Excerpt provided:
"""
In return for defeating the Harbinger of Unnecessary Tools, the Magic Council of Venture Capital decided to award the mage with an additional investment of $5 million. This investment was led again by Gradient Ventures, included previous investors (Essence VC, Designer Fund, Mana Ventures), and added an amazing group of strategic angel investors:
Guillermo Rauch (CEO @ Vercel)
Scott Breitenother (CEO @ Brooklyn Data Co)
Ananth Packkildurai (Data Engineering Weekly)
Ryan Boyd (Co-founder @ MotherDuck)
Jordan Tigani (CEO @ MotherDuck)
Benn Stancil (CTO @ Mode)
and several other data industry thought leaders.
In addition to acquiring more gold, the mage gathered a powerful and wise group of advisors:
- Zach Wilson (EcZachly)
- Benjamin Rogojan (Seattle Data Guy)
- Alexey Grigorev (DataTalks.Club)
- Joe Reis (Fundamentals of Data Engineering)
Epilogue
Mage is on a mission to make data engineering more accessible so that developers can harness the power of data to create magical experiences.
That’s why Mage is recruiting other fellow mages who want to go on an adventure and achieve this mission together. Here are the roles in the party that are currently open:
- Full Stack Engineer (Senior)
- Front-end Engineer (Senior)
- Backend Engineer (Senior)
- Developer Success Engineer (aka Developer Relations)
- Head of Developer Success
In the coming years, Mage will create a cooperative experience so that developers can build data pipelines with their team and level up together. After that journey, Mage will go on an epic quest to create the 1st open world community experience in the data universe.
Thank you so much for your relentless support of the mission and continued belief in the century long vision!
"""
Tasks for this exercise:
[A] List every open role that the Mage excerpt names.
[B] Answer these from the Mage excerpt:
(i) How much additional investment was the mage awarded?
(ii) Which firm led the investment?
(iii) Which advisor is listed with DataTalks.Club?

Records provided:
"""
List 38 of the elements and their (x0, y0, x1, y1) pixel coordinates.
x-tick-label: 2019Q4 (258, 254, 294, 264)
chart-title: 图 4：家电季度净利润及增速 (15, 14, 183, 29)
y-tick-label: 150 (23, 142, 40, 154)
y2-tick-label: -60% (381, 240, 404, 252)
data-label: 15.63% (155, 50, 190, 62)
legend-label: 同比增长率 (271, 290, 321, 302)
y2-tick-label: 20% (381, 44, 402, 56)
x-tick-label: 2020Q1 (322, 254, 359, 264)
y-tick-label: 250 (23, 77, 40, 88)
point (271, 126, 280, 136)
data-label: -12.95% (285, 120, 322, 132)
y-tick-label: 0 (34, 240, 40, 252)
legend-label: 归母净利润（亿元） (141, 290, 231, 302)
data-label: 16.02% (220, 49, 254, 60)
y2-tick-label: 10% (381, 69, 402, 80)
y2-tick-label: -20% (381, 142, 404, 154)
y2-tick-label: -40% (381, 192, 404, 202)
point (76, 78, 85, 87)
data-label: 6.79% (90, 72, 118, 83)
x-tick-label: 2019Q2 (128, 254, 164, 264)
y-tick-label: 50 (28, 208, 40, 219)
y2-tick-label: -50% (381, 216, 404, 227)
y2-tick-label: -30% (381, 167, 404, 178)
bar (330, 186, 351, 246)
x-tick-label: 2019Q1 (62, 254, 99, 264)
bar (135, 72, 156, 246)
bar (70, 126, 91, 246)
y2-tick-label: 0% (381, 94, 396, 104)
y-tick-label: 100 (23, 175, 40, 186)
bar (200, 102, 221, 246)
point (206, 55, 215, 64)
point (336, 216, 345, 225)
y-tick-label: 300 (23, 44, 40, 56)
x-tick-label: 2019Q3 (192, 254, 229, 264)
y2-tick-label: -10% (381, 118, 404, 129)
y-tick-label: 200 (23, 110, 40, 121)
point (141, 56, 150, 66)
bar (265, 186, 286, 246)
"""
Task-by-task solutions:
[A]
- Full Stack Engineer (Senior)
- Front-end Engineer (Senior)
- Backend Engineer (Senior)
- Developer Success Engineer (aka Developer Relations)
- Head of Developer Success

[B]
(i) $5 million
(ii) Gradient Ventures
(iii) Alexey Grigorev